**Task details**
Show each line that has the string "text" in it.

**Raw data**
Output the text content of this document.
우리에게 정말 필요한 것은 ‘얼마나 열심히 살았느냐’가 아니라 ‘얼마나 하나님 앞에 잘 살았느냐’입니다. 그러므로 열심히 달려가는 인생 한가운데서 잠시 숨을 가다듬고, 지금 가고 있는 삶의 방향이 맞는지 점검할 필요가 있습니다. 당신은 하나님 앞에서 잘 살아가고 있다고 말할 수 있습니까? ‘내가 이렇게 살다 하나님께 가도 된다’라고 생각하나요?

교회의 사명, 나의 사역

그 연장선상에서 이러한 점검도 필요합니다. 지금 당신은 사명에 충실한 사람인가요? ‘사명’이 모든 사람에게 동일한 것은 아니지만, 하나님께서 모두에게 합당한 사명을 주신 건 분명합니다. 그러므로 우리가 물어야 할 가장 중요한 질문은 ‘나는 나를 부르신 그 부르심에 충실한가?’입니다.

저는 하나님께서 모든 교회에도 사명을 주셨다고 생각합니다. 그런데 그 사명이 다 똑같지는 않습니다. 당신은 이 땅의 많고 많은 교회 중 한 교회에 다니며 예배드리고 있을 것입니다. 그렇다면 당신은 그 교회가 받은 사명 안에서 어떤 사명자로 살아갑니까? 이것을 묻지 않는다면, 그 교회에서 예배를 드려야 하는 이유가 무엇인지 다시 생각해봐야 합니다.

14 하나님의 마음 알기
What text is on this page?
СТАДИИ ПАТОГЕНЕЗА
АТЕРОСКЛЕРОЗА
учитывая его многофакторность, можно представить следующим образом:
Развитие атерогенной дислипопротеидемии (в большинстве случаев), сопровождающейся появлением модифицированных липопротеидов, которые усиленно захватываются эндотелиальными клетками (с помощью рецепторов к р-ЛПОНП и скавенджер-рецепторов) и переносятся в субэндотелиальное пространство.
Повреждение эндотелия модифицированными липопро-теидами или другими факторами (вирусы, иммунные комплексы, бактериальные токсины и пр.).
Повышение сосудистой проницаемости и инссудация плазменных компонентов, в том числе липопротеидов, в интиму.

**The output**
Output the text content of this document.
What text is on this page?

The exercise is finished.